> **Task goal**:
Repeat the listing in full, exactly as it stands.

Data records:
▶
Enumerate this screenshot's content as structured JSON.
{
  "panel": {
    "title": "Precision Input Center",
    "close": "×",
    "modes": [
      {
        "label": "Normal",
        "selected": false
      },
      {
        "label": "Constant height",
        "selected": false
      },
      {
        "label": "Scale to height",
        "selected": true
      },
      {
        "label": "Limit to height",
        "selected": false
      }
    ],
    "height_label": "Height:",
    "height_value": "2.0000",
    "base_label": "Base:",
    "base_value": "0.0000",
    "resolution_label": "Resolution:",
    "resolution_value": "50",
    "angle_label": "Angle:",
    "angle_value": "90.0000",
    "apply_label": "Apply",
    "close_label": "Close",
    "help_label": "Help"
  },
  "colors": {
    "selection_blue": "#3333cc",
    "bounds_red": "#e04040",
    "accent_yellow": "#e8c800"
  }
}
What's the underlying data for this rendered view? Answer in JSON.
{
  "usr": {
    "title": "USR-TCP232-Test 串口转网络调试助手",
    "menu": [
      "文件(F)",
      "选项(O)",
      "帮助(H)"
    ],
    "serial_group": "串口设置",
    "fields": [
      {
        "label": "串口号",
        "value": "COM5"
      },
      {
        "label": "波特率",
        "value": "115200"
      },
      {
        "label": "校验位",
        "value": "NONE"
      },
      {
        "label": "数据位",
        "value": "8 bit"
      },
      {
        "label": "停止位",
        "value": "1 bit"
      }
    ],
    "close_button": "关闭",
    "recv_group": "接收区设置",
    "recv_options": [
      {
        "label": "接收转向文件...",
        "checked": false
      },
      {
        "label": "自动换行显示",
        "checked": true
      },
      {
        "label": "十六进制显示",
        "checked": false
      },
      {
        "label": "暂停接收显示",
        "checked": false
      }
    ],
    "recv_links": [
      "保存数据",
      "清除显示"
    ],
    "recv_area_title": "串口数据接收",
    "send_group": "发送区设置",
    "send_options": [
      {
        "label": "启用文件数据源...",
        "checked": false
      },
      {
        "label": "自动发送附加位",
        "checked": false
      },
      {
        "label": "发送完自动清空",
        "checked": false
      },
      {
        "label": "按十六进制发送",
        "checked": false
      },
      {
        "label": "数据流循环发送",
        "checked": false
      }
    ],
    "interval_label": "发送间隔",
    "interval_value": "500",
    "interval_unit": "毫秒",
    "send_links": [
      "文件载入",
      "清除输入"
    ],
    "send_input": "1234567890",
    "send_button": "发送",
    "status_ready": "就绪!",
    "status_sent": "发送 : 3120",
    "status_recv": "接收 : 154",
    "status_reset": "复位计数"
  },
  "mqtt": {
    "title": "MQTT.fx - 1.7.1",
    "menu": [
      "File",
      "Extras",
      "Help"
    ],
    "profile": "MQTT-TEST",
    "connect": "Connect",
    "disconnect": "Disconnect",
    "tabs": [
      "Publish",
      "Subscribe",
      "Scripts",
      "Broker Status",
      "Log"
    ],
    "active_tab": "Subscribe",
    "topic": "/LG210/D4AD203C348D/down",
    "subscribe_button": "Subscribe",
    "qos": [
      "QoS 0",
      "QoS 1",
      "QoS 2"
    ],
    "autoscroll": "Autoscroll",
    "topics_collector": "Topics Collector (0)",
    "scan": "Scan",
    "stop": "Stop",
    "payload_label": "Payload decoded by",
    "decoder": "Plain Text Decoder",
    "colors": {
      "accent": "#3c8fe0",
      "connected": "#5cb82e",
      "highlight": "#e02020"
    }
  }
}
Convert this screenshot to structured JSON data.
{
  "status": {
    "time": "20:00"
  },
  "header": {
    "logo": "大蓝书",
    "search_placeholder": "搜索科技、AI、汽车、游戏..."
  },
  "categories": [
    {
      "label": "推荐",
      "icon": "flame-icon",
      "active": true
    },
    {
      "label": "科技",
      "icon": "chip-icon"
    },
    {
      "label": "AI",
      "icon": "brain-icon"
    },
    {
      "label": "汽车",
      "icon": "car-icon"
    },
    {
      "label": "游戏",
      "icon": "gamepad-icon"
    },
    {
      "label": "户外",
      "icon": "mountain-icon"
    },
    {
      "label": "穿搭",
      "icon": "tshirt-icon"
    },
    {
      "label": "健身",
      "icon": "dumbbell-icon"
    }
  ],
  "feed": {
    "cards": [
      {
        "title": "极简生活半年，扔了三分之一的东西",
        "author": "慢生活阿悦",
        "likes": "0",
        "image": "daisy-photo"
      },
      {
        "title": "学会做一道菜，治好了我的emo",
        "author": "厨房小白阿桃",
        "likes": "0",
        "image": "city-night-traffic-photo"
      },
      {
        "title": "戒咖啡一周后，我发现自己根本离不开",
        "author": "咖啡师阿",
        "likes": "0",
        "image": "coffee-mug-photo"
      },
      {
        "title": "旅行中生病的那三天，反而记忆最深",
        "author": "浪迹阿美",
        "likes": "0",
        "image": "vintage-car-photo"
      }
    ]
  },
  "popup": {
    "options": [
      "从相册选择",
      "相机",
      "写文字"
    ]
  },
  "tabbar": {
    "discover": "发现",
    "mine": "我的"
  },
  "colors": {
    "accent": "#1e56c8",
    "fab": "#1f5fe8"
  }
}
◀
> **Correct result**:
Enumerate this screenshot's content as structured JSON.
{
  "panel": {
    "title": "Precision Input Center",
    "close": "×",
    "modes": [
      {
        "label": "Normal",
        "selected": false
      },
      {
        "label": "Constant height",
        "selected": false
      },
      {
        "label": "Scale to height",
        "selected": true
      },
      {
        "label": "Limit to height",
        "selected": false
      }
    ],
    "height_label": "Height:",
    "height_value": "2.0000",
    "base_label": "Base:",
    "base_value": "0.0000",
    "resolution_label": "Resolution:",
    "resolution_value": "50",
    "angle_label": "Angle:",
    "angle_value": "90.0000",
    "apply_label": "Apply",
    "close_label": "Close",
    "help_label": "Help"
  },
  "colors": {
    "selection_blue": "#3333cc",
    "bounds_red": "#e04040",
    "accent_yellow": "#e8c800"
  }
}
What's the underlying data for this rendered view? Answer in JSON.
{
  "usr": {
    "title": "USR-TCP232-Test 串口转网络调试助手",
    "menu": [
      "文件(F)",
      "选项(O)",
      "帮助(H)"
    ],
    "serial_group": "串口设置",
    "fields": [
      {
        "label": "串口号",
        "value": "COM5"
      },
      {
        "label": "波特率",
        "value": "115200"
      },
      {
        "label": "校验位",
        "value": "NONE"
      },
      {
        "label": "数据位",
        "value": "8 bit"
      },
      {
        "label": "停止位",
        "value": "1 bit"
      }
    ],
    "close_button": "关闭",
    "recv_group": "接收区设置",
    "recv_options": [
      {
        "label": "接收转向文件...",
        "checked": false
      },
      {
        "label": "自动换行显示",
        "checked": true
      },
      {
        "label": "十六进制显示",
        "checked": false
      },
      {
        "label": "暂停接收显示",
        "checked": false
      }
    ],
    "recv_links": [
      "保存数据",
      "清除显示"
    ],
    "recv_area_title": "串口数据接收",
    "send_group": "发送区设置",
    "send_options": [
      {
        "label": "启用文件数据源...",
        "checked": false
      },
      {
        "label": "自动发送附加位",
        "checked": false
      },
      {
        "label": "发送完自动清空",
        "checked": false
      },
      {
        "label": "按十六进制发送",
        "checked": false
      },
      {
        "label": "数据流循环发送",
        "checked": false
      }
    ],
    "interval_label": "发送间隔",
    "interval_value": "500",
    "interval_unit": "毫秒",
    "send_links": [
      "文件载入",
      "清除输入"
    ],
    "send_input": "1234567890",
    "send_button": "发送",
    "status_ready": "就绪!",
    "status_sent": "发送 : 3120",
    "status_recv": "接收 : 154",
    "status_reset": "复位计数"
  },
  "mqtt": {
    "title": "MQTT.fx - 1.7.1",
    "menu": [
      "File",
      "Extras",
      "Help"
    ],
    "profile": "MQTT-TEST",
    "connect": "Connect",
    "disconnect": "Disconnect",
    "tabs": [
      "Publish",
      "Subscribe",
      "Scripts",
      "Broker Status",
      "Log"
    ],
    "active_tab": "Subscribe",
    "topic": "/LG210/D4AD203C348D/down",
    "subscribe_button": "Subscribe",
    "qos": [
      "QoS 0",
      "QoS 1",
      "QoS 2"
    ],
    "autoscroll": "Autoscroll",
    "topics_collector": "Topics Collector (0)",
    "scan": "Scan",
    "stop": "Stop",
    "payload_label": "Payload decoded by",
    "decoder": "Plain Text Decoder",
    "colors": {
      "accent": "#3c8fe0",
      "connected": "#5cb82e",
      "highlight": "#e02020"
    }
  }
}
Convert this screenshot to structured JSON data.
{
  "status": {
    "time": "20:00"
  },
  "header": {
    "logo": "大蓝书",
    "search_placeholder": "搜索科技、AI、汽车、游戏..."
  },
  "categories": [
    {
      "label": "推荐",
      "icon": "flame-icon",
      "active": true
    },
    {
      "label": "科技",
      "icon": "chip-icon"
    },
    {
      "label": "AI",
      "icon": "brain-icon"
    },
    {
      "label": "汽车",
      "icon": "car-icon"
    },
    {
      "label": "游戏",
      "icon": "gamepad-icon"
    },
    {
      "label": "户外",
      "icon": "mountain-icon"
    },
    {
      "label": "穿搭",
      "icon": "tshirt-icon"
    },
    {
      "label": "健身",
      "icon": "dumbbell-icon"
    }
  ],
  "feed": {
    "cards": [
      {
        "title": "极简生活半年，扔了三分之一的东西",
        "author": "慢生活阿悦",
        "likes": "0",
        "image": "daisy-photo"
      },
      {
        "title": "学会做一道菜，治好了我的emo",
        "author": "厨房小白阿桃",
        "likes": "0",
        "image": "city-night-traffic-photo"
      },
      {
        "title": "戒咖啡一周后，我发现自己根本离不开",
        "author": "咖啡师阿",
        "likes": "0",
        "image": "coffee-mug-photo"
      },
      {
        "title": "旅行中生病的那三天，反而记忆最深",
        "author": "浪迹阿美",
        "likes": "0",
        "image": "vintage-car-photo"
      }
    ]
  },
  "popup": {
    "options": [
      "从相册选择",
      "相机",
      "写文字"
    ]
  },
  "tabbar": {
    "discover": "发现",
    "mine": "我的"
  },
  "colors": {
    "accent": "#1e56c8",
    "fab": "#1f5fe8"
  }
}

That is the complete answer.